::: DATA PROVIDED
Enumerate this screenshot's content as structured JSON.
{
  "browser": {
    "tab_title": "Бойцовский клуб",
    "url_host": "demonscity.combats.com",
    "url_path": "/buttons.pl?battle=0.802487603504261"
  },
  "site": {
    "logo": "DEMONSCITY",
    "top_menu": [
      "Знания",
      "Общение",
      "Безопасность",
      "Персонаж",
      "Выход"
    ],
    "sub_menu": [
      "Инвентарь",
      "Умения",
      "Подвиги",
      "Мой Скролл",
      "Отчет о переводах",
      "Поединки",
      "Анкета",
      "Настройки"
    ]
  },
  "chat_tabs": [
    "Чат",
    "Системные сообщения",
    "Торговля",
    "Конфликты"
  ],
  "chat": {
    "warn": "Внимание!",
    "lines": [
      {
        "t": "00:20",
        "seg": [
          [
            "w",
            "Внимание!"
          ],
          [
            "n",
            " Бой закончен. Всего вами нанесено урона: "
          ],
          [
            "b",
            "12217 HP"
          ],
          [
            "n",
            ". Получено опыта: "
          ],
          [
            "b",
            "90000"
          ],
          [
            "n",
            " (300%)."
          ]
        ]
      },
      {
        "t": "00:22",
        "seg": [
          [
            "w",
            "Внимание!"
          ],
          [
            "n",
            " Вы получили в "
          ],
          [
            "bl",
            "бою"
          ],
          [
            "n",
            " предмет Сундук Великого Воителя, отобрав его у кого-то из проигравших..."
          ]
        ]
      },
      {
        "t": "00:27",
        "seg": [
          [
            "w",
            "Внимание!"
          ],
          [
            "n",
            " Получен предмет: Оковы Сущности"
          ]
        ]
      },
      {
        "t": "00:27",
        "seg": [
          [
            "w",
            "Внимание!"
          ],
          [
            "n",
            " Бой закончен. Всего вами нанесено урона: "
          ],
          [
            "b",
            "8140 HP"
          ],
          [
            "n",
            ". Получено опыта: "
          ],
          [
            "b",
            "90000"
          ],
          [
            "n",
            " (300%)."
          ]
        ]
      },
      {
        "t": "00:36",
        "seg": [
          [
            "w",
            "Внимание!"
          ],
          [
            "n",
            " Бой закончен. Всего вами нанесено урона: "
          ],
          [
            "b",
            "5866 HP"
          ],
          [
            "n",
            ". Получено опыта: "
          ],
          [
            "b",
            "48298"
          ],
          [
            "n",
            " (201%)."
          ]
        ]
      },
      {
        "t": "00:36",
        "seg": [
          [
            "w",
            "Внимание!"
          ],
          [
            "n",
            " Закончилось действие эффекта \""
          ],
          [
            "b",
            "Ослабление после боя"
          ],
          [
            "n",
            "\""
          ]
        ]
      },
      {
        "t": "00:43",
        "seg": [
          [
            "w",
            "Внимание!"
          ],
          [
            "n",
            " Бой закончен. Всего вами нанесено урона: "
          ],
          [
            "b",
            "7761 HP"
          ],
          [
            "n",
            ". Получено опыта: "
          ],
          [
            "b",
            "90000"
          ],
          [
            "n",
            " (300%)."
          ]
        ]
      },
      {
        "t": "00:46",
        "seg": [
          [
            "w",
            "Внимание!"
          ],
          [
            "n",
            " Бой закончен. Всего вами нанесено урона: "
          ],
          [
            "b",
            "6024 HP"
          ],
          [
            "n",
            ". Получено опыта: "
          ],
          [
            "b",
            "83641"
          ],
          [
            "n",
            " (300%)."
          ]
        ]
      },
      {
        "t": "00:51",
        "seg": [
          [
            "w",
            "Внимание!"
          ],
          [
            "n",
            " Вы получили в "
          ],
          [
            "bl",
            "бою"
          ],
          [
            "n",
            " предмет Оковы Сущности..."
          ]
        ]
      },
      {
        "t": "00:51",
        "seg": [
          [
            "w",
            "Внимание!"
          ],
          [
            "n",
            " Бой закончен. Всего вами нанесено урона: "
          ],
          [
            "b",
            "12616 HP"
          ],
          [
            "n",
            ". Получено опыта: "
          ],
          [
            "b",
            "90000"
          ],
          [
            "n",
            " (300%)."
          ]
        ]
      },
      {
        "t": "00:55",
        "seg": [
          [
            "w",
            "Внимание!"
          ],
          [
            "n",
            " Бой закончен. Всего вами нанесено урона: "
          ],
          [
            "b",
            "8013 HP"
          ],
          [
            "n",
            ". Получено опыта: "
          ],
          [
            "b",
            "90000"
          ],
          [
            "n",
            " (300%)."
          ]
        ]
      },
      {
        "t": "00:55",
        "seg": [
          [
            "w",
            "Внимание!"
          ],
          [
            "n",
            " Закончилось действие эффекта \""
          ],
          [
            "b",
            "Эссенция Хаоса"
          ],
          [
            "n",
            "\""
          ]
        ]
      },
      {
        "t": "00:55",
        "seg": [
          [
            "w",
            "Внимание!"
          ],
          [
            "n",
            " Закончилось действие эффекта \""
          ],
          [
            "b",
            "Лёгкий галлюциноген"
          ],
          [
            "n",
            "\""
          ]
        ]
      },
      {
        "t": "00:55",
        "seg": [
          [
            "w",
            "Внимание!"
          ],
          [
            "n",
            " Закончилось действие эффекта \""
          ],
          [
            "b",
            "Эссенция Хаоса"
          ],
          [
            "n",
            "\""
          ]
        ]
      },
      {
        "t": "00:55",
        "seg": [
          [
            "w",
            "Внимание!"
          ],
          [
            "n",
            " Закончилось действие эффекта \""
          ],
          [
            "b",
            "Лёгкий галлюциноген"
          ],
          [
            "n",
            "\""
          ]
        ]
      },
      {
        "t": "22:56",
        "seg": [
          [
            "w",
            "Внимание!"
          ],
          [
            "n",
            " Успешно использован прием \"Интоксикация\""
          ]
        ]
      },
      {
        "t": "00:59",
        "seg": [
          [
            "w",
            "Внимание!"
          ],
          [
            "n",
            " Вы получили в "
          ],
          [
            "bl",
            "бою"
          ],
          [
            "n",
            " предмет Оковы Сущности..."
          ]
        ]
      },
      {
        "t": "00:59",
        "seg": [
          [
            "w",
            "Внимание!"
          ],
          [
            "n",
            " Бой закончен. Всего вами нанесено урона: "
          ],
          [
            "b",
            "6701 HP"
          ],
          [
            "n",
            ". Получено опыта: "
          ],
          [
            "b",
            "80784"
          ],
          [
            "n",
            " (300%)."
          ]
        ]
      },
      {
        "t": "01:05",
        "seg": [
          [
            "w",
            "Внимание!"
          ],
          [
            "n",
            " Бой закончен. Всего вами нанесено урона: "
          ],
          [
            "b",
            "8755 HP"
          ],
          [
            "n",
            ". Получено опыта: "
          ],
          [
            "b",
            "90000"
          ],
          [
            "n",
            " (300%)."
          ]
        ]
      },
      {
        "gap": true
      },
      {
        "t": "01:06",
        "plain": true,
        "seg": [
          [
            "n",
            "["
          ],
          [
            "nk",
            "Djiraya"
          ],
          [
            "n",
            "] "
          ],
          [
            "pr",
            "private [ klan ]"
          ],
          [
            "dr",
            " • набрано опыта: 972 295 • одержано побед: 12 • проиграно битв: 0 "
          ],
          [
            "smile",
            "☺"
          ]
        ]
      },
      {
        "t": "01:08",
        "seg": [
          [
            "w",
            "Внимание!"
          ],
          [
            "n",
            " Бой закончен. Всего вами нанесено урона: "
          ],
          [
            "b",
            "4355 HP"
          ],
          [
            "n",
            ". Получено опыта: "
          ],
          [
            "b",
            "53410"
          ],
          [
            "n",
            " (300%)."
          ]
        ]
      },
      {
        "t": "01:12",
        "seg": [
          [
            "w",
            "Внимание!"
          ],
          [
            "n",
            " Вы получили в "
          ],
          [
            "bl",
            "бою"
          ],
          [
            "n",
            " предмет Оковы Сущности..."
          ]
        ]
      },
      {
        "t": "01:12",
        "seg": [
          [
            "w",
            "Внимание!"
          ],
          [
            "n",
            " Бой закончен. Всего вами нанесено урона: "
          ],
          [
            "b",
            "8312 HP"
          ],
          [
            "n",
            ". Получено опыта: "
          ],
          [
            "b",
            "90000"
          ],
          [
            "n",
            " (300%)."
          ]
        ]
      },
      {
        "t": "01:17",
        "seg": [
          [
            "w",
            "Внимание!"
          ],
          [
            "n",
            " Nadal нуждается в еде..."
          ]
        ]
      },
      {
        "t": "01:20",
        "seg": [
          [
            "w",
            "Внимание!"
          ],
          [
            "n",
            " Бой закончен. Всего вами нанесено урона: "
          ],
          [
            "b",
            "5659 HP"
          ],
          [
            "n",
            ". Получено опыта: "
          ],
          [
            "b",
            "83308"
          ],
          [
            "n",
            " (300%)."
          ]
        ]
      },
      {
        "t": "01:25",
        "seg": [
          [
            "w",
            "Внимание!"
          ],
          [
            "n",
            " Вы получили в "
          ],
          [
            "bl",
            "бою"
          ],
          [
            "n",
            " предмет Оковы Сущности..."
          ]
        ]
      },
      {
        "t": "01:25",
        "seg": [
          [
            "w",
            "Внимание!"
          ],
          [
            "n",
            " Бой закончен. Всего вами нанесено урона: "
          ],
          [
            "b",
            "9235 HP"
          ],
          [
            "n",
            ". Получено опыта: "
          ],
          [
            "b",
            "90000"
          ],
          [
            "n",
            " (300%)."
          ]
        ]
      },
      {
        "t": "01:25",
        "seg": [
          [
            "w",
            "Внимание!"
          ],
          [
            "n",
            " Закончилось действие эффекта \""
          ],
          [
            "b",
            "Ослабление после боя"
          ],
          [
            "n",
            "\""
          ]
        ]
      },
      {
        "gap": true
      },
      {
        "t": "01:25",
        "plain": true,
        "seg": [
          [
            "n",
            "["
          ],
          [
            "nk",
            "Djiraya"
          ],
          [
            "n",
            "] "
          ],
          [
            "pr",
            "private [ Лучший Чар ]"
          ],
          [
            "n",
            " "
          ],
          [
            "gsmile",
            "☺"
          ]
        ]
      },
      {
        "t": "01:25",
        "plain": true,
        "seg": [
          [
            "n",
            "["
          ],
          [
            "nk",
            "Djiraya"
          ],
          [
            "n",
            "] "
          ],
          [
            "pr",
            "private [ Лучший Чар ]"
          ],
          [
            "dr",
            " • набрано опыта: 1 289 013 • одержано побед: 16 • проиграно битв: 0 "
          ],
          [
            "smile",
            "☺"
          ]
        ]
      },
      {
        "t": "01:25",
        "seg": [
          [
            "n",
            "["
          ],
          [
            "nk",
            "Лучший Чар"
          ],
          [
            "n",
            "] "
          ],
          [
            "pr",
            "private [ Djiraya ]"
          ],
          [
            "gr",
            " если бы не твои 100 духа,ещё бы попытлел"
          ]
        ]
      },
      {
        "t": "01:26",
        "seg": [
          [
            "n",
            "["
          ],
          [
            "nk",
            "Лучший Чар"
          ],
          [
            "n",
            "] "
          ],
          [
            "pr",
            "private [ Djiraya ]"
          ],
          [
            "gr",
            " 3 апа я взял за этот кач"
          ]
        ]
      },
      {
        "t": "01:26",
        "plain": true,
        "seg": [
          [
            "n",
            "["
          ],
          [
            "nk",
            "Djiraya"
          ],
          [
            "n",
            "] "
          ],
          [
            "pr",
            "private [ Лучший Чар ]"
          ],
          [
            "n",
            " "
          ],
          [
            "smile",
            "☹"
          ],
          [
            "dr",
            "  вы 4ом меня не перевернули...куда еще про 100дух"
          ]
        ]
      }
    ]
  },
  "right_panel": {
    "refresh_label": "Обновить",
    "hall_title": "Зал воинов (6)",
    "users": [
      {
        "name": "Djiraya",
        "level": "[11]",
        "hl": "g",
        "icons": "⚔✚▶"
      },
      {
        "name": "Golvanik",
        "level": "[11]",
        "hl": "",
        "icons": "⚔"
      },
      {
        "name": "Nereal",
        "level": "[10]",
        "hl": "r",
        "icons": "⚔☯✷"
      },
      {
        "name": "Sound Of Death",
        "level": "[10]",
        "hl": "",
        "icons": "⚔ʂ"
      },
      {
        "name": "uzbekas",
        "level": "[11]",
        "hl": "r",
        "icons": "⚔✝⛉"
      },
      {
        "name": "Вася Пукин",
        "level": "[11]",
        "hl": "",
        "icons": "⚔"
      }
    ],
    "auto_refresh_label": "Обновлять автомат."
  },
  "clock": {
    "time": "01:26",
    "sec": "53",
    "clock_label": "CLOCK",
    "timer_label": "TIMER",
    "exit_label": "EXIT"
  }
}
::::::
* **DO THIS**:
Scan the material above. Return every line containing the string "побед".

* **ANSWER FOR THE TASK**:
            " • набрано опыта: 972 295 • одержано побед: 12 • проиграно битв: 0 "
            " • набрано опыта: 1 289 013 • одержано побед: 16 • проиграно битв: 0 "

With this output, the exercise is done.